SOURCE DATA =
● ● ● ● ● ● ●

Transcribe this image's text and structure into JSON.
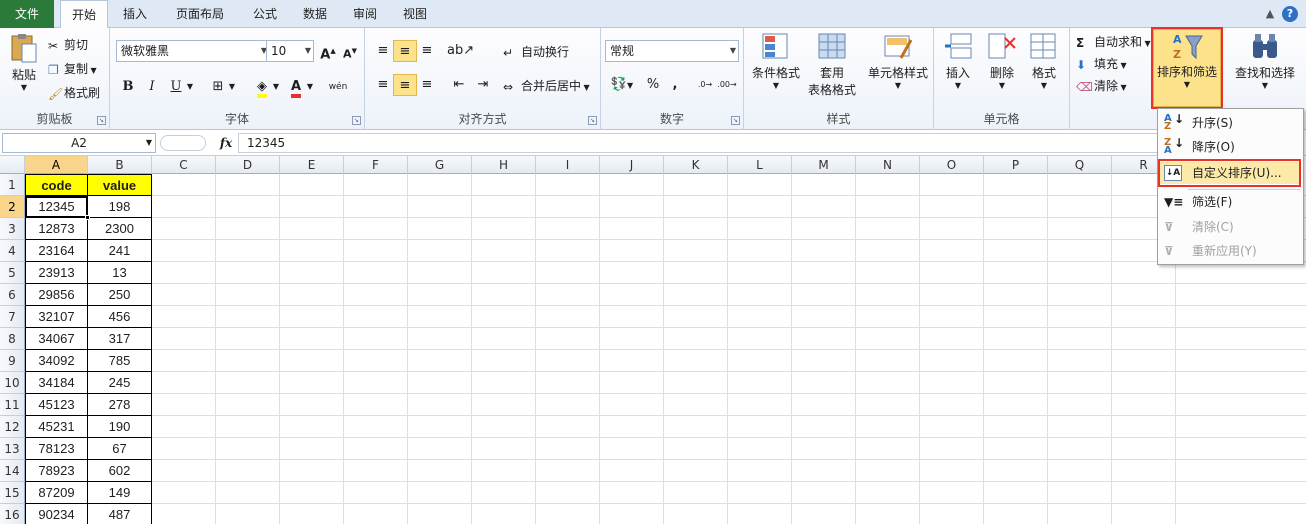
{
  "tabs": {
    "file": "文件",
    "home": "开始",
    "insert": "插入",
    "page_layout": "页面布局",
    "formulas": "公式",
    "data": "数据",
    "review": "审阅",
    "view": "视图"
  },
  "clipboard": {
    "label": "剪贴板",
    "paste": "粘贴",
    "cut": "剪切",
    "copy": "复制",
    "format_painter": "格式刷"
  },
  "font": {
    "label": "字体",
    "name": "微软雅黑",
    "size": "10",
    "bold": "B",
    "italic": "I",
    "underline": "U",
    "phonetic": "wén"
  },
  "alignment": {
    "label": "对齐方式",
    "wrap": "自动换行",
    "merge": "合并后居中"
  },
  "number": {
    "label": "数字",
    "format": "常规",
    "percent": "%",
    "comma": ","
  },
  "styles": {
    "label": "样式",
    "conditional": "条件格式",
    "table_format_1": "套用",
    "table_format_2": "表格格式",
    "cell_styles": "单元格样式"
  },
  "cells": {
    "label": "单元格",
    "insert": "插入",
    "delete": "删除",
    "format": "格式"
  },
  "editing": {
    "autosum": "自动求和",
    "fill": "填充",
    "clear": "清除",
    "sort_filter": "排序和筛选",
    "find_select": "查找和选择"
  },
  "formula_bar": {
    "name_box": "A2",
    "fx": "fx",
    "content": "12345"
  },
  "columns": [
    "A",
    "B",
    "C",
    "D",
    "E",
    "F",
    "G",
    "H",
    "I",
    "J",
    "K",
    "L",
    "M",
    "N",
    "O",
    "P",
    "Q",
    "R"
  ],
  "rows": [
    "1",
    "2",
    "3",
    "4",
    "5",
    "6",
    "7",
    "8",
    "9",
    "10",
    "11",
    "12",
    "13",
    "14",
    "15",
    "16"
  ],
  "table": {
    "headers": [
      "code",
      "value"
    ],
    "data": [
      [
        "12345",
        "198"
      ],
      [
        "12873",
        "2300"
      ],
      [
        "23164",
        "241"
      ],
      [
        "23913",
        "13"
      ],
      [
        "29856",
        "250"
      ],
      [
        "32107",
        "456"
      ],
      [
        "34067",
        "317"
      ],
      [
        "34092",
        "785"
      ],
      [
        "34184",
        "245"
      ],
      [
        "45123",
        "278"
      ],
      [
        "45231",
        "190"
      ],
      [
        "78123",
        "67"
      ],
      [
        "78923",
        "602"
      ],
      [
        "87209",
        "149"
      ],
      [
        "90234",
        "487"
      ]
    ]
  },
  "sort_menu": {
    "items": [
      {
        "label": "升序(S)",
        "enabled": true
      },
      {
        "label": "降序(O)",
        "enabled": true
      },
      {
        "label": "自定义排序(U)...",
        "enabled": true
      },
      {
        "label": "筛选(F)",
        "enabled": true
      },
      {
        "label": "清除(C)",
        "enabled": false
      },
      {
        "label": "重新应用(Y)",
        "enabled": false
      }
    ]
  },
  "colors": {
    "accent_red": "#e8312b",
    "header_yellow": "#ffff00",
    "selected_orange": "#fde28c",
    "file_tab": "#2a7a3a"
  }
}
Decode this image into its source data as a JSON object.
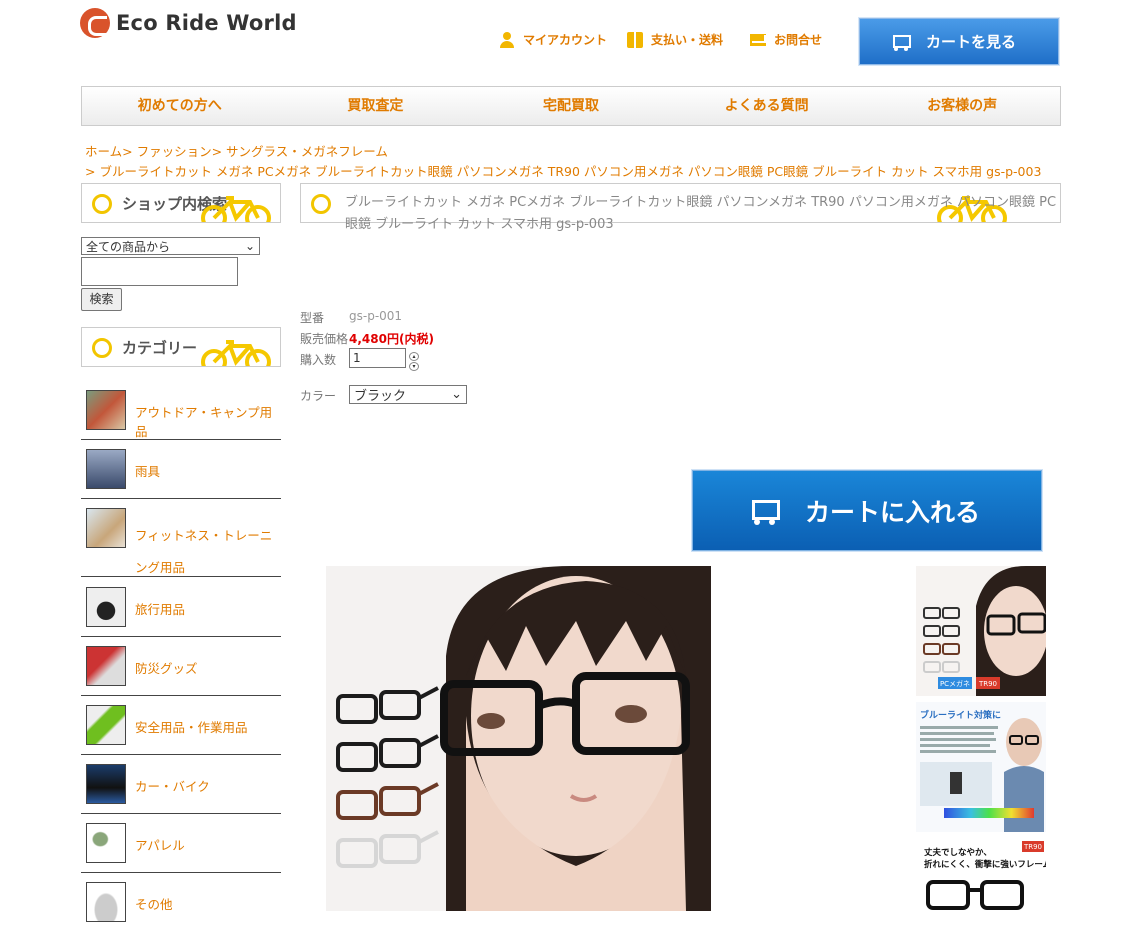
{
  "header": {
    "logo_text": "Eco Ride World",
    "links": [
      {
        "label": "マイアカウント",
        "icon": "user-icon"
      },
      {
        "label": "支払い・送料",
        "icon": "gift-icon"
      },
      {
        "label": "お問合せ",
        "icon": "mail-icon"
      }
    ],
    "cart_button": "カートを見る"
  },
  "nav": [
    "初めての方へ",
    "買取査定",
    "宅配買取",
    "よくある質問",
    "お客様の声"
  ],
  "breadcrumb": {
    "line1": "ホーム>  ファッション>  サングラス・メガネフレーム",
    "line2": "> ブルーライトカット メガネ PCメガネ ブルーライトカット眼鏡 パソコンメガネ TR90 パソコン用メガネ パソコン眼鏡 PC眼鏡 ブルーライト カット スマホ用 gs-p-003"
  },
  "sidebar": {
    "search_title": "ショップ内検索",
    "search_select": "全ての商品から",
    "search_input": "",
    "search_button": "検索",
    "category_title": "カテゴリー",
    "categories": [
      {
        "label": "アウトドア・キャンプ用品"
      },
      {
        "label": "雨具"
      },
      {
        "label": "フィットネス・トレーニング用品"
      },
      {
        "label": "旅行用品"
      },
      {
        "label": "防災グッズ"
      },
      {
        "label": "安全用品・作業用品"
      },
      {
        "label": "カー・バイク"
      },
      {
        "label": "アパレル"
      },
      {
        "label": "その他"
      }
    ]
  },
  "product": {
    "title": "ブルーライトカット メガネ PCメガネ ブルーライトカット眼鏡 パソコンメガネ TR90 パソコン用メガネ パソコン眼鏡 PC眼鏡 ブルーライト カット スマホ用 gs-p-003",
    "model_label": "型番",
    "model_value": "gs-p-001",
    "price_label": "販売価格",
    "price_value": "4,480円(内税)",
    "qty_label": "購入数",
    "qty_value": "1",
    "color_label": "カラー",
    "color_value": "ブラック",
    "add_to_cart": "カートに入れる",
    "thumb_texts": {
      "t1_badges": [
        "PCメガネ",
        "TR90"
      ],
      "t2_heading": "ブルーライト対策に",
      "t3_heading": "丈夫でしなやか、折れにくく、衝撃に強いフレーム",
      "t3_badge": "TR90"
    }
  }
}
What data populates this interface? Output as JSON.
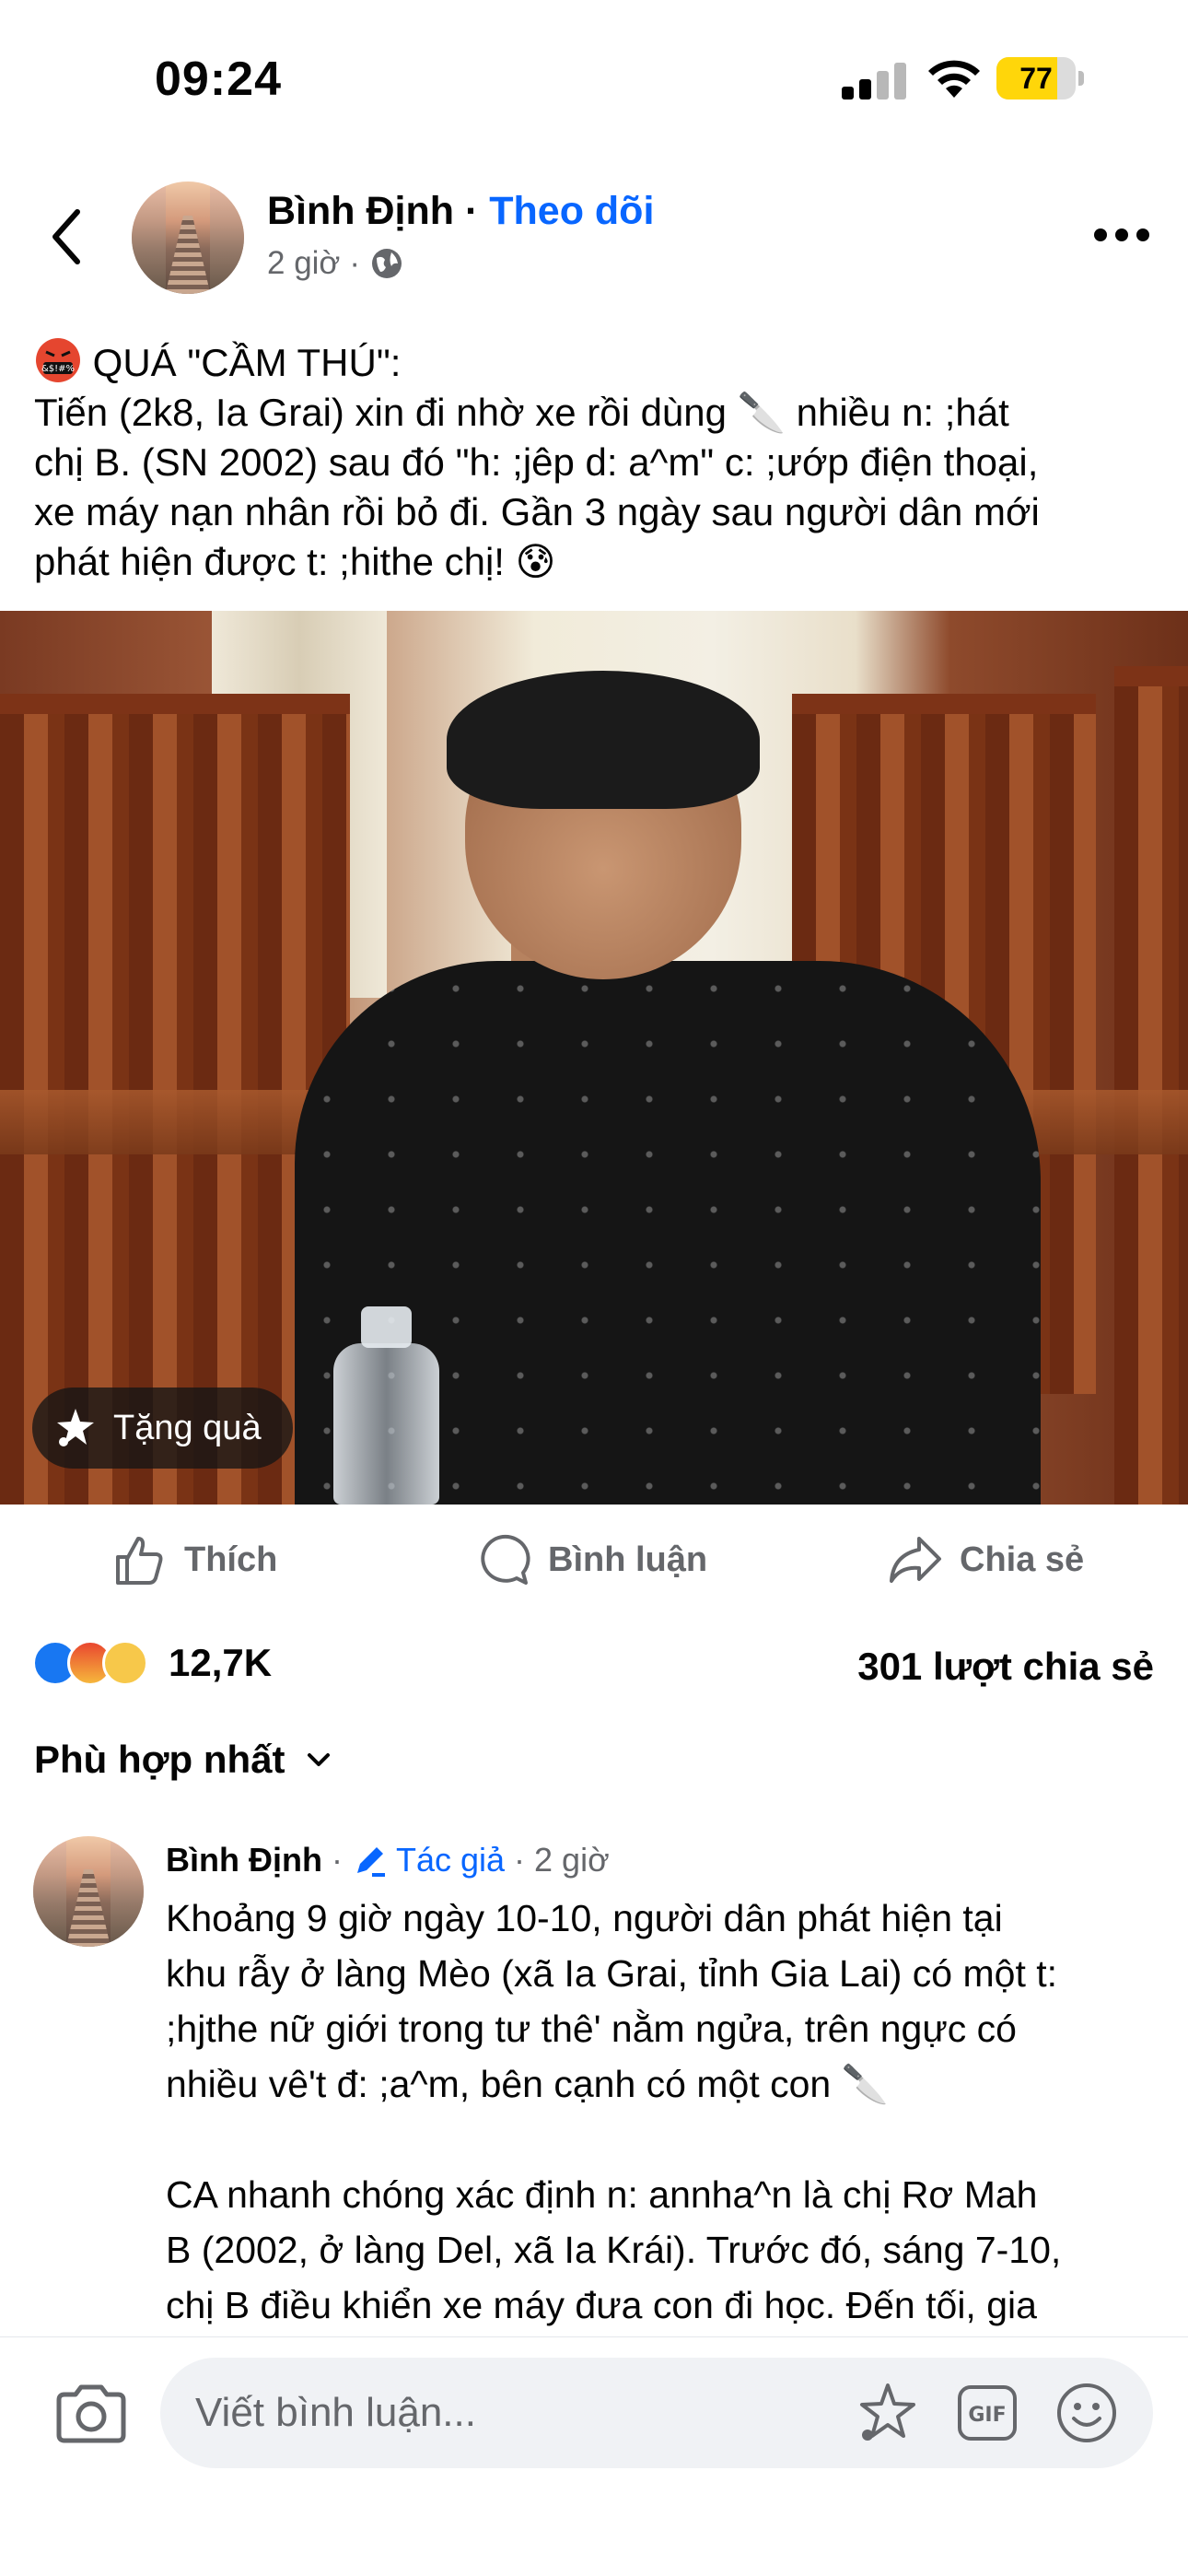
{
  "status_bar": {
    "time": "09:24",
    "battery": "77",
    "battery_level": 0.77,
    "battery_color": "#ffd60a"
  },
  "post": {
    "page_name": "Bình Định",
    "separator": "·",
    "follow_label": "Theo dõi",
    "time": "2 giờ",
    "meta_dot": "·",
    "audience_icon": "globe-icon",
    "caption_lines": [
      "QUÁ \"CẦM THÚ\":",
      "Tiến (2k8, Ia Grai) xin đi nhờ xe rồi dùng 🔪 nhiều n: ;hát",
      "chị B. (SN 2002) sau đó \"h: ;jêp d: a^m\" c: ;ướp điện thoại,",
      "xe máy nạn nhân rồi bỏ đi. Gần 3 ngày sau người dân mới",
      "phát hiện được t: ;hithe chị! 😰"
    ],
    "gift_label": "Tặng quà"
  },
  "actions": {
    "like_label": "Thích",
    "comment_label": "Bình luận",
    "share_label": "Chia sẻ"
  },
  "stats": {
    "reaction_count": "12,7K",
    "share_count": "301 lượt chia sẻ"
  },
  "sort": {
    "label": "Phù hợp nhất"
  },
  "comment": {
    "author": "Bình Định",
    "dot1": "·",
    "badge": "Tác giả",
    "dot2": "·",
    "time": "2 giờ",
    "paragraph1": [
      "Khoảng 9 giờ ngày 10-10, người dân phát hiện tại",
      "khu rẫy ở làng Mèo (xã Ia Grai, tỉnh Gia Lai) có một t:",
      ";hjthe nữ giới trong tư thê' nằm ngửa, trên ngực có",
      "nhiều vê't đ: ;a^m, bên cạnh có một con 🔪"
    ],
    "paragraph2": [
      "CA nhanh chóng xác định n: annha^n là chị Rơ Mah",
      "B (2002, ở làng Del, xã Ia Krái). Trước đó, sáng 7-10,",
      "chị B điều khiển xe máy đưa con đi học. Đến tối, gia"
    ]
  },
  "input_bar": {
    "placeholder": "Viết bình luận..."
  },
  "colors": {
    "accent": "#0866ff",
    "secondary_text": "#65676b",
    "input_bg": "#f0f2f5"
  }
}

● ● ● ● ● ● ●

Repeat the material above in full and unchanged, minus its images.

Transcribe this image's text and structure into JSON.
{
  "tabs": {
    "file": "文件",
    "home": "开始",
    "insert": "插入",
    "page_layout": "页面布局",
    "formulas": "公式",
    "data": "数据",
    "review": "审阅",
    "view": "视图"
  },
  "clipboard": {
    "label": "剪贴板",
    "paste": "粘贴",
    "cut": "剪切",
    "copy": "复制",
    "format_painter": "格式刷"
  },
  "font": {
    "label": "字体",
    "name": "微软雅黑",
    "size": "10",
    "bold": "B",
    "italic": "I",
    "underline": "U",
    "phonetic": "wén"
  },
  "alignment": {
    "label": "对齐方式",
    "wrap": "自动换行",
    "merge": "合并后居中"
  },
  "number": {
    "label": "数字",
    "format": "常规",
    "percent": "%",
    "comma": ","
  },
  "styles": {
    "label": "样式",
    "conditional": "条件格式",
    "table_format_1": "套用",
    "table_format_2": "表格格式",
    "cell_styles": "单元格样式"
  },
  "cells": {
    "label": "单元格",
    "insert": "插入",
    "delete": "删除",
    "format": "格式"
  },
  "editing": {
    "autosum": "自动求和",
    "fill": "填充",
    "clear": "清除",
    "sort_filter": "排序和筛选",
    "find_select": "查找和选择"
  },
  "formula_bar": {
    "name_box": "A2",
    "fx": "fx",
    "content": "12345"
  },
  "columns": [
    "A",
    "B",
    "C",
    "D",
    "E",
    "F",
    "G",
    "H",
    "I",
    "J",
    "K",
    "L",
    "M",
    "N",
    "O",
    "P",
    "Q",
    "R"
  ],
  "rows": [
    "1",
    "2",
    "3",
    "4",
    "5",
    "6",
    "7",
    "8",
    "9",
    "10",
    "11",
    "12",
    "13",
    "14",
    "15",
    "16"
  ],
  "table": {
    "headers": [
      "code",
      "value"
    ],
    "data": [
      [
        "12345",
        "198"
      ],
      [
        "12873",
        "2300"
      ],
      [
        "23164",
        "241"
      ],
      [
        "23913",
        "13"
      ],
      [
        "29856",
        "250"
      ],
      [
        "32107",
        "456"
      ],
      [
        "34067",
        "317"
      ],
      [
        "34092",
        "785"
      ],
      [
        "34184",
        "245"
      ],
      [
        "45123",
        "278"
      ],
      [
        "45231",
        "190"
      ],
      [
        "78123",
        "67"
      ],
      [
        "78923",
        "602"
      ],
      [
        "87209",
        "149"
      ],
      [
        "90234",
        "487"
      ]
    ]
  },
  "sort_menu": {
    "items": [
      {
        "label": "升序(S)",
        "enabled": true
      },
      {
        "label": "降序(O)",
        "enabled": true
      },
      {
        "label": "自定义排序(U)...",
        "enabled": true
      },
      {
        "label": "筛选(F)",
        "enabled": true
      },
      {
        "label": "清除(C)",
        "enabled": false
      },
      {
        "label": "重新应用(Y)",
        "enabled": false
      }
    ]
  },
  "colors": {
    "accent_red": "#e8312b",
    "header_yellow": "#ffff00",
    "selected_orange": "#fde28c",
    "file_tab": "#2a7a3a"
  }
}
Decode this image into its source data as a JSON object.
{
  "header": {
    "logo_text": "Eco Ride World",
    "links": [
      {
        "label": "マイアカウント",
        "icon": "user-icon"
      },
      {
        "label": "支払い・送料",
        "icon": "gift-icon"
      },
      {
        "label": "お問合せ",
        "icon": "mail-icon"
      }
    ],
    "cart_button": "カートを見る"
  },
  "nav": [
    "初めての方へ",
    "買取査定",
    "宅配買取",
    "よくある質問",
    "お客様の声"
  ],
  "breadcrumb": {
    "line1": "ホーム>  ファッション>  サングラス・メガネフレーム",
    "line2": "> ブルーライトカット メガネ PCメガネ ブルーライトカット眼鏡 パソコンメガネ TR90 パソコン用メガネ パソコン眼鏡 PC眼鏡 ブルーライト カット スマホ用 gs-p-003"
  },
  "sidebar": {
    "search_title": "ショップ内検索",
    "search_select": "全ての商品から",
    "search_input": "",
    "search_button": "検索",
    "category_title": "カテゴリー",
    "categories": [
      {
        "label": "アウトドア・キャンプ用品"
      },
      {
        "label": "雨具"
      },
      {
        "label": "フィットネス・トレーニング用品"
      },
      {
        "label": "旅行用品"
      },
      {
        "label": "防災グッズ"
      },
      {
        "label": "安全用品・作業用品"
      },
      {
        "label": "カー・バイク"
      },
      {
        "label": "アパレル"
      },
      {
        "label": "その他"
      }
    ]
  },
  "product": {
    "title": "ブルーライトカット メガネ PCメガネ ブルーライトカット眼鏡 パソコンメガネ TR90 パソコン用メガネ パソコン眼鏡 PC眼鏡 ブルーライト カット スマホ用 gs-p-003",
    "model_label": "型番",
    "model_value": "gs-p-001",
    "price_label": "販売価格",
    "price_value": "4,480円(内税)",
    "qty_label": "購入数",
    "qty_value": "1",
    "color_label": "カラー",
    "color_value": "ブラック",
    "add_to_cart": "カートに入れる",
    "thumb_texts": {
      "t1_badges": [
        "PCメガネ",
        "TR90"
      ],
      "t2_heading": "ブルーライト対策に",
      "t3_heading": "丈夫でしなやか、折れにくく、衝撃に強いフレーム",
      "t3_badge": "TR90"
    }
  }
}
What data populates this interface? Output as JSON.
{
  "status_bar": {
    "time": "09:24",
    "battery": "77",
    "battery_level": 0.77,
    "battery_color": "#ffd60a"
  },
  "post": {
    "page_name": "Bình Định",
    "separator": "·",
    "follow_label": "Theo dõi",
    "time": "2 giờ",
    "meta_dot": "·",
    "audience_icon": "globe-icon",
    "caption_lines": [
      "QUÁ \"CẦM THÚ\":",
      "Tiến (2k8, Ia Grai) xin đi nhờ xe rồi dùng 🔪 nhiều n: ;hát",
      "chị B. (SN 2002) sau đó \"h: ;jêp d: a^m\" c: ;ướp điện thoại,",
      "xe máy nạn nhân rồi bỏ đi. Gần 3 ngày sau người dân mới",
      "phát hiện được t: ;hithe chị! 😰"
    ],
    "gift_label": "Tặng quà"
  },
  "actions": {
    "like_label": "Thích",
    "comment_label": "Bình luận",
    "share_label": "Chia sẻ"
  },
  "stats": {
    "reaction_count": "12,7K",
    "share_count": "301 lượt chia sẻ"
  },
  "sort": {
    "label": "Phù hợp nhất"
  },
  "comment": {
    "author": "Bình Định",
    "dot1": "·",
    "badge": "Tác giả",
    "dot2": "·",
    "time": "2 giờ",
    "paragraph1": [
      "Khoảng 9 giờ ngày 10-10, người dân phát hiện tại",
      "khu rẫy ở làng Mèo (xã Ia Grai, tỉnh Gia Lai) có một t:",
      ";hjthe nữ giới trong tư thê' nằm ngửa, trên ngực có",
      "nhiều vê't đ: ;a^m, bên cạnh có một con 🔪"
    ],
    "paragraph2": [
      "CA nhanh chóng xác định n: annha^n là chị Rơ Mah",
      "B (2002, ở làng Del, xã Ia Krái). Trước đó, sáng 7-10,",
      "chị B điều khiển xe máy đưa con đi học. Đến tối, gia"
    ]
  },
  "input_bar": {
    "placeholder": "Viết bình luận..."
  },
  "colors": {
    "accent": "#0866ff",
    "secondary_text": "#65676b",
    "input_bg": "#f0f2f5"
  }
}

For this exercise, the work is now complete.